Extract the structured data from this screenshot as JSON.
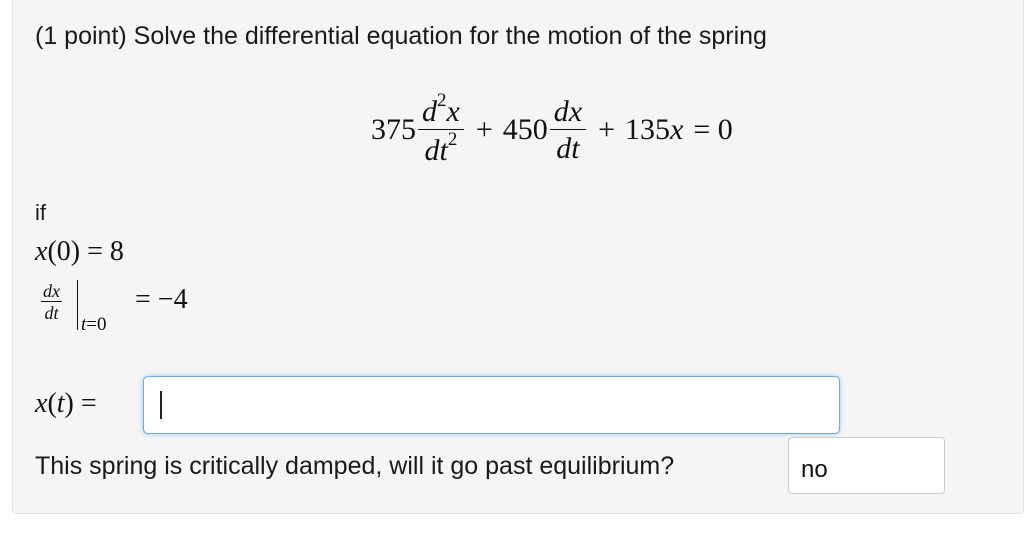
{
  "problem": {
    "prompt": "(1 point) Solve the differential equation for the motion of the spring",
    "equation": {
      "coef_a": "375",
      "d2x_num": "d",
      "d2x_sup": "2",
      "d2x_var": "x",
      "d2x_den": "dt",
      "d2x_den_sup": "2",
      "plus1": "+",
      "coef_b": "450",
      "dx_num": "dx",
      "dx_den": "dt",
      "plus2": "+",
      "coef_c": "135",
      "var_x": "x",
      "equals_zero": "= 0"
    },
    "if_label": "if",
    "condition1": {
      "lhs": "x",
      "arg": "(0)",
      "rhs": "= 8"
    },
    "condition2": {
      "num": "dx",
      "den": "dt",
      "subscript_var": "t",
      "subscript_rest": "=0",
      "rhs": "= −4"
    }
  },
  "answer": {
    "label_var": "x",
    "label_arg_open": "(",
    "label_arg": "t",
    "label_arg_close": ")",
    "label_eq": "=",
    "input_value": ""
  },
  "question": {
    "text": "This spring is critically damped, will it go past equilibrium?",
    "selected": "no"
  }
}
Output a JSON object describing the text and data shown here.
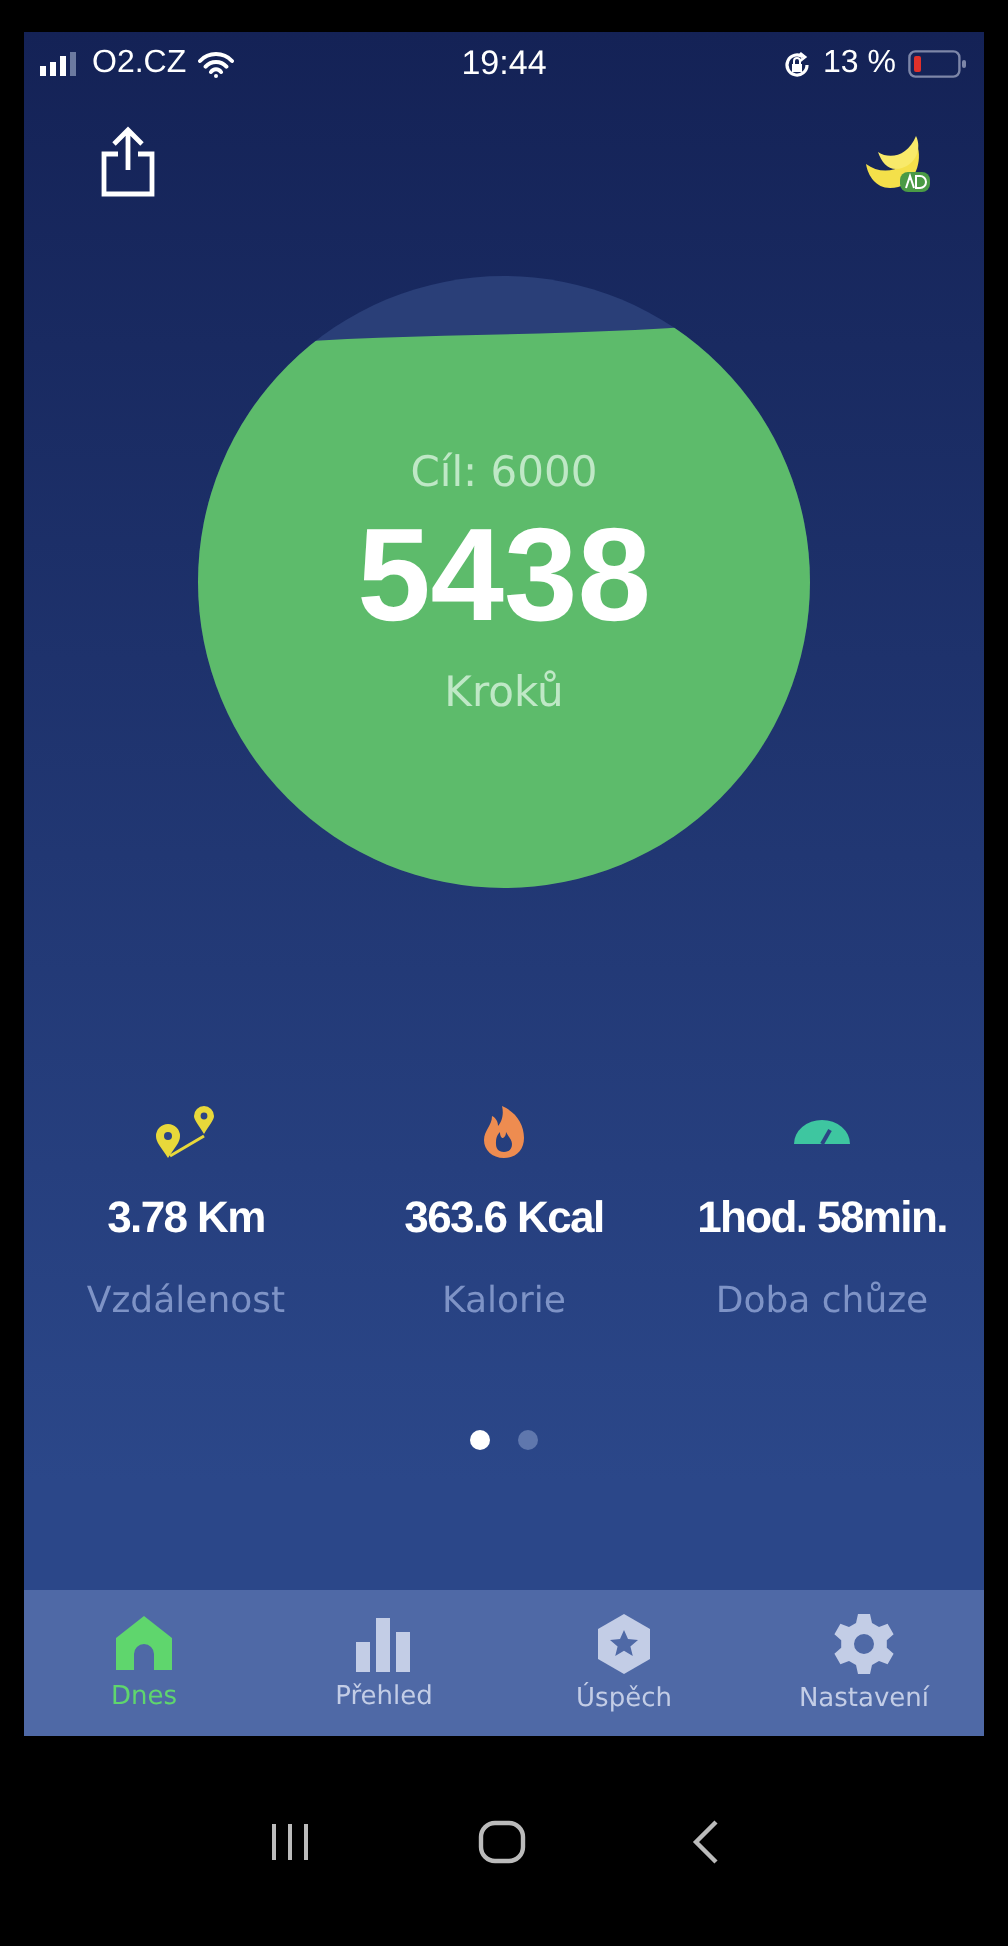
{
  "status_bar": {
    "carrier": "O2.CZ",
    "time": "19:44",
    "battery": "13 %"
  },
  "goal": {
    "label": "Cíl: 6000",
    "steps": "5438",
    "unit": "Kroků"
  },
  "stats": [
    {
      "kind": "distance",
      "value": "3.78 Km",
      "label": "Vzdálenost"
    },
    {
      "kind": "calories",
      "value": "363.6 Kcal",
      "label": "Kalorie"
    },
    {
      "kind": "time",
      "value": "1hod. 58min.",
      "label": "Doba chůze"
    }
  ],
  "pages": [
    {
      "selected": true
    },
    {
      "selected": false
    }
  ],
  "tabs": [
    {
      "kind": "home",
      "label": "Dnes",
      "selected": true
    },
    {
      "kind": "chart",
      "label": "Přehled",
      "selected": false
    },
    {
      "kind": "badge",
      "label": "Úspěch",
      "selected": false
    },
    {
      "kind": "settings",
      "label": "Nastavení",
      "selected": false
    }
  ]
}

Work instructions = Your copy should repeat each entry above exactly but contain no pictures.

Answer =
Extract the structured data from this screenshot as JSON.
{
  "problem": {
    "prompt": "(1 point) Solve the differential equation for the motion of the spring",
    "equation": {
      "coef_a": "375",
      "d2x_num": "d",
      "d2x_sup": "2",
      "d2x_var": "x",
      "d2x_den": "dt",
      "d2x_den_sup": "2",
      "plus1": "+",
      "coef_b": "450",
      "dx_num": "dx",
      "dx_den": "dt",
      "plus2": "+",
      "coef_c": "135",
      "var_x": "x",
      "equals_zero": "= 0"
    },
    "if_label": "if",
    "condition1": {
      "lhs": "x",
      "arg": "(0)",
      "rhs": "= 8"
    },
    "condition2": {
      "num": "dx",
      "den": "dt",
      "subscript_var": "t",
      "subscript_rest": "=0",
      "rhs": "= −4"
    }
  },
  "answer": {
    "label_var": "x",
    "label_arg_open": "(",
    "label_arg": "t",
    "label_arg_close": ")",
    "label_eq": "=",
    "input_value": ""
  },
  "question": {
    "text": "This spring is critically damped, will it go past equilibrium?",
    "selected": "no"
  }
}
Output a JSON object describing the text and data shown here.
{
  "status_bar": {
    "carrier": "O2.CZ",
    "time": "19:44",
    "battery": "13 %"
  },
  "goal": {
    "label": "Cíl: 6000",
    "steps": "5438",
    "unit": "Kroků"
  },
  "stats": [
    {
      "kind": "distance",
      "value": "3.78 Km",
      "label": "Vzdálenost"
    },
    {
      "kind": "calories",
      "value": "363.6 Kcal",
      "label": "Kalorie"
    },
    {
      "kind": "time",
      "value": "1hod. 58min.",
      "label": "Doba chůze"
    }
  ],
  "pages": [
    {
      "selected": true
    },
    {
      "selected": false
    }
  ],
  "tabs": [
    {
      "kind": "home",
      "label": "Dnes",
      "selected": true
    },
    {
      "kind": "chart",
      "label": "Přehled",
      "selected": false
    },
    {
      "kind": "badge",
      "label": "Úspěch",
      "selected": false
    },
    {
      "kind": "settings",
      "label": "Nastavení",
      "selected": false
    }
  ]
}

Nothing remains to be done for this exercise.